> Given request
Present every line of the listing below as a numbered list, omitting blank lines.

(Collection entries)
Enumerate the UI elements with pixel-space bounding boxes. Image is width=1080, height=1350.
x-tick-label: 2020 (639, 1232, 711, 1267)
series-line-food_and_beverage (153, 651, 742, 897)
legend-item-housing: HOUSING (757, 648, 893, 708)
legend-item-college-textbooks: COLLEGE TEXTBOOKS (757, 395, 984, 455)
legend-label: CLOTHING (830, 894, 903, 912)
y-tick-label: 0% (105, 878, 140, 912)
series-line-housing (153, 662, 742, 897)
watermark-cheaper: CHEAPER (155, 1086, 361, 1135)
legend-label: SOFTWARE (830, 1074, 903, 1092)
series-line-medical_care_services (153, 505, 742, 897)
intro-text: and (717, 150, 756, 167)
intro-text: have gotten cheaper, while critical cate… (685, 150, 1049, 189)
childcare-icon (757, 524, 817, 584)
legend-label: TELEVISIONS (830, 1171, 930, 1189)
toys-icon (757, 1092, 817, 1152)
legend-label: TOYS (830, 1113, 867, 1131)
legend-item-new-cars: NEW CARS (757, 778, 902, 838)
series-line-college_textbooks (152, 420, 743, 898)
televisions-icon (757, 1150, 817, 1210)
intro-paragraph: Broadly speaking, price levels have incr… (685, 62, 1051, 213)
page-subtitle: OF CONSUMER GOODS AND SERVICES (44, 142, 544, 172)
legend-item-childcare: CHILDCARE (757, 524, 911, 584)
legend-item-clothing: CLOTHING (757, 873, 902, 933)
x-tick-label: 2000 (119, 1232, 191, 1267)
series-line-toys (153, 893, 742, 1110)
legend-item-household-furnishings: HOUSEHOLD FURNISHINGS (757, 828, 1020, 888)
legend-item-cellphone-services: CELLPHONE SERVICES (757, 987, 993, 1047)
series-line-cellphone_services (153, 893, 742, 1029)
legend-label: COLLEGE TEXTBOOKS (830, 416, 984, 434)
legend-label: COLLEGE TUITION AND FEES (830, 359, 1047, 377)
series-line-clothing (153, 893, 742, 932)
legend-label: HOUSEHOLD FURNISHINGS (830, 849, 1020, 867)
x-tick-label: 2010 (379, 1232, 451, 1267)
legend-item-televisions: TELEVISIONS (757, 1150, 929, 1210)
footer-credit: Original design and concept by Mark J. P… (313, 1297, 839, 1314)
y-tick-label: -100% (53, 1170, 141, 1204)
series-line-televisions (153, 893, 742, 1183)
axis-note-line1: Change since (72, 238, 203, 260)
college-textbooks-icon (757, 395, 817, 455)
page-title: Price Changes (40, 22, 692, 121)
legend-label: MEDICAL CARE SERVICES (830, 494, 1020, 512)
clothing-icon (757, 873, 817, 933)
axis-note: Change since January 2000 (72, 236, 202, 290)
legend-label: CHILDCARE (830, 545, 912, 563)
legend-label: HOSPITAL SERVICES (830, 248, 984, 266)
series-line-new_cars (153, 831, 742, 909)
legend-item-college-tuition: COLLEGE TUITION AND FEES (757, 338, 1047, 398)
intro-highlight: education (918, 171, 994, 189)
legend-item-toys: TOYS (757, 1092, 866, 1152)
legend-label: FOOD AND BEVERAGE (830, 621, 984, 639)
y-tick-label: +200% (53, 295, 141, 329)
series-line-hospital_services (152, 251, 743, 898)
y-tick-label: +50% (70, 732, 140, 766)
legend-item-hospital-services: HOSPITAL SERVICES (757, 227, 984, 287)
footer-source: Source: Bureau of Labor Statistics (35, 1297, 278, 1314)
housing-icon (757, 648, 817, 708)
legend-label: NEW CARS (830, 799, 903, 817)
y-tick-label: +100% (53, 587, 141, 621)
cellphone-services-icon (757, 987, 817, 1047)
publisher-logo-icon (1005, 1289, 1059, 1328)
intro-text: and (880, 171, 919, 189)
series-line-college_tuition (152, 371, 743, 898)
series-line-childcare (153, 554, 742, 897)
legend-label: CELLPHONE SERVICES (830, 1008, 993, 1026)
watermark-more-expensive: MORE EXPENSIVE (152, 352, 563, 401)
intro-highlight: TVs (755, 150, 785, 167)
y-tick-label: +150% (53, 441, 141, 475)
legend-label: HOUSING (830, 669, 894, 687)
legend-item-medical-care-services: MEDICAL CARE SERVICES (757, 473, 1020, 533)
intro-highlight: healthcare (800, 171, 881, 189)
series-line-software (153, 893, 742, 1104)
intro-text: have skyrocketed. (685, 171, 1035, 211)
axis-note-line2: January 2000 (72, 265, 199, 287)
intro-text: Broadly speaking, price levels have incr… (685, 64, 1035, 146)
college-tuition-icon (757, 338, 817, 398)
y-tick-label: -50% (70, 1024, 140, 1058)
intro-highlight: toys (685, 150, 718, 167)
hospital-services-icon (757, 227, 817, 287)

> Output
1. Enumerate the UI elements with pixel-space bounding boxes. Image is width=1080, height=1350.
2. x-tick-label: 2020 (639, 1232, 711, 1267)
3. series-line-food_and_beverage (153, 651, 742, 897)
4. legend-item-housing: HOUSING (757, 648, 893, 708)
5. legend-item-college-textbooks: COLLEGE TEXTBOOKS (757, 395, 984, 455)
6. legend-label: CLOTHING (830, 894, 903, 912)
7. y-tick-label: 0% (105, 878, 140, 912)
8. series-line-housing (153, 662, 742, 897)
9. watermark-cheaper: CHEAPER (155, 1086, 361, 1135)
10. legend-label: SOFTWARE (830, 1074, 903, 1092)
11. series-line-medical_care_services (153, 505, 742, 897)
12. intro-text: and (717, 150, 756, 167)
13. intro-text: have gotten cheaper, while critical cate… (685, 150, 1049, 189)
14. childcare-icon (757, 524, 817, 584)
15. legend-label: TELEVISIONS (830, 1171, 930, 1189)
16. toys-icon (757, 1092, 817, 1152)
17. legend-label: TOYS (830, 1113, 867, 1131)
18. legend-item-new-cars: NEW CARS (757, 778, 902, 838)
19. series-line-college_textbooks (152, 420, 743, 898)
20. televisions-icon (757, 1150, 817, 1210)
21. intro-paragraph: Broadly speaking, price levels have incr… (685, 62, 1051, 213)
22. page-subtitle: OF CONSUMER GOODS AND SERVICES (44, 142, 544, 172)
23. legend-item-childcare: CHILDCARE (757, 524, 911, 584)
24. legend-item-clothing: CLOTHING (757, 873, 902, 933)
25. x-tick-label: 2000 (119, 1232, 191, 1267)
26. series-line-toys (153, 893, 742, 1110)
27. legend-item-household-furnishings: HOUSEHOLD FURNISHINGS (757, 828, 1020, 888)
28. legend-item-cellphone-services: CELLPHONE SERVICES (757, 987, 993, 1047)
29. series-line-cellphone_services (153, 893, 742, 1029)
30. legend-label: COLLEGE TEXTBOOKS (830, 416, 984, 434)
31. legend-label: COLLEGE TUITION AND FEES (830, 359, 1047, 377)
32. series-line-clothing (153, 893, 742, 932)
33. legend-label: HOUSEHOLD FURNISHINGS (830, 849, 1020, 867)
34. x-tick-label: 2010 (379, 1232, 451, 1267)
35. legend-item-televisions: TELEVISIONS (757, 1150, 929, 1210)
36. footer-credit: Original design and concept by Mark J. P… (313, 1297, 839, 1314)
37. y-tick-label: -100% (53, 1170, 141, 1204)
38. series-line-televisions (153, 893, 742, 1183)
39. axis-note-line1: Change since (72, 238, 203, 260)
40. college-textbooks-icon (757, 395, 817, 455)
41. page-title: Price Changes (40, 22, 692, 121)
42. legend-label: MEDICAL CARE SERVICES (830, 494, 1020, 512)
43. clothing-icon (757, 873, 817, 933)
44. axis-note: Change since January 2000 (72, 236, 202, 290)
45. legend-label: CHILDCARE (830, 545, 912, 563)
46. legend-label: HOSPITAL SERVICES (830, 248, 984, 266)
47. series-line-new_cars (153, 831, 742, 909)
48. legend-item-college-tuition: COLLEGE TUITION AND FEES (757, 338, 1047, 398)
49. intro-highlight: education (918, 171, 994, 189)
50. legend-item-toys: TOYS (757, 1092, 866, 1152)
51. legend-label: FOOD AND BEVERAGE (830, 621, 984, 639)
52. y-tick-label: +200% (53, 295, 141, 329)
53. series-line-hospital_services (152, 251, 743, 898)
54. y-tick-label: +50% (70, 732, 140, 766)
55. legend-item-hospital-services: HOSPITAL SERVICES (757, 227, 984, 287)
56. footer-source: Source: Bureau of Labor Statistics (35, 1297, 278, 1314)
57. housing-icon (757, 648, 817, 708)
58. legend-label: NEW CARS (830, 799, 903, 817)
59. y-tick-label: +100% (53, 587, 141, 621)
60. cellphone-services-icon (757, 987, 817, 1047)
61. publisher-logo-icon (1005, 1289, 1059, 1328)
62. intro-text: and (880, 171, 919, 189)
63. series-line-college_tuition (152, 371, 743, 898)
64. series-line-childcare (153, 554, 742, 897)
65. legend-label: CELLPHONE SERVICES (830, 1008, 993, 1026)
66. watermark-more-expensive: MORE EXPENSIVE (152, 352, 563, 401)
67. intro-highlight: TVs (755, 150, 785, 167)
68. y-tick-label: +150% (53, 441, 141, 475)
69. legend-label: HOUSING (830, 669, 894, 687)
70. legend-item-medical-care-services: MEDICAL CARE SERVICES (757, 473, 1020, 533)
71. intro-highlight: healthcare (800, 171, 881, 189)
72. series-line-software (153, 893, 742, 1104)
73. intro-text: have skyrocketed. (685, 171, 1035, 211)
74. axis-note-line2: January 2000 (72, 265, 199, 287)
75. intro-text: Broadly speaking, price levels have incr… (685, 64, 1035, 146)
76. college-tuition-icon (757, 338, 817, 398)
77. y-tick-label: -50% (70, 1024, 140, 1058)
78. intro-highlight: toys (685, 150, 718, 167)
79. hospital-services-icon (757, 227, 817, 287)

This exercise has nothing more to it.